* [Data supplied]:
##########

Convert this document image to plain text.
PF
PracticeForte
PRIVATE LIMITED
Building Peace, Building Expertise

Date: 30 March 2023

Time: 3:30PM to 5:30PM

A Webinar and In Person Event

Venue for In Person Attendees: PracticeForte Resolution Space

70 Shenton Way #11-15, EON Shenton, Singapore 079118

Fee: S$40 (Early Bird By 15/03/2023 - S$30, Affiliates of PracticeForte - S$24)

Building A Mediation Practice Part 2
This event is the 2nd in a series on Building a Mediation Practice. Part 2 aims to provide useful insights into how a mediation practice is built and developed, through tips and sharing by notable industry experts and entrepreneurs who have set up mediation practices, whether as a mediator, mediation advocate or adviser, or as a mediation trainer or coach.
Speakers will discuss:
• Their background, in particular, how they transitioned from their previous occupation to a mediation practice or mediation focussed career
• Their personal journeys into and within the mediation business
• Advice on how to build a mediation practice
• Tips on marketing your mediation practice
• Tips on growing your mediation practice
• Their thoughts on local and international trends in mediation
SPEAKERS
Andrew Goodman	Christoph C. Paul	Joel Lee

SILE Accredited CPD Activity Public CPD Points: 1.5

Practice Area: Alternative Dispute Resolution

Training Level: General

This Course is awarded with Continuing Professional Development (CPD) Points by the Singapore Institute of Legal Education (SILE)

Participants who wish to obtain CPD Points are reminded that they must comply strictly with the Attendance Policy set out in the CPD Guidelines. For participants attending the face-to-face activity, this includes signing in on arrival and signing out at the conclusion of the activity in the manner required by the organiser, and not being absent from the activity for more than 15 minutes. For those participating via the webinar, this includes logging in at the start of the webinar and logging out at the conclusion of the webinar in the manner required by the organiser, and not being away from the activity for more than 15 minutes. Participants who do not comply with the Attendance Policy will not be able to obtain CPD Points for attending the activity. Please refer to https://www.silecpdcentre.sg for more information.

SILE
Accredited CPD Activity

##########

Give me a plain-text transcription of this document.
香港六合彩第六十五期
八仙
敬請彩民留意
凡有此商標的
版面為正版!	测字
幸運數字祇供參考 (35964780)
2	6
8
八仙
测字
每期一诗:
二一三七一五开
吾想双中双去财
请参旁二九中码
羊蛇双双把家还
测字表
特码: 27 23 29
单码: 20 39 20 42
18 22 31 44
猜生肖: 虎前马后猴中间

##########

* [The problem]: Ascertain the number of lines in the entries that include the word "text", and report only that number.

* [Output for this task]: 2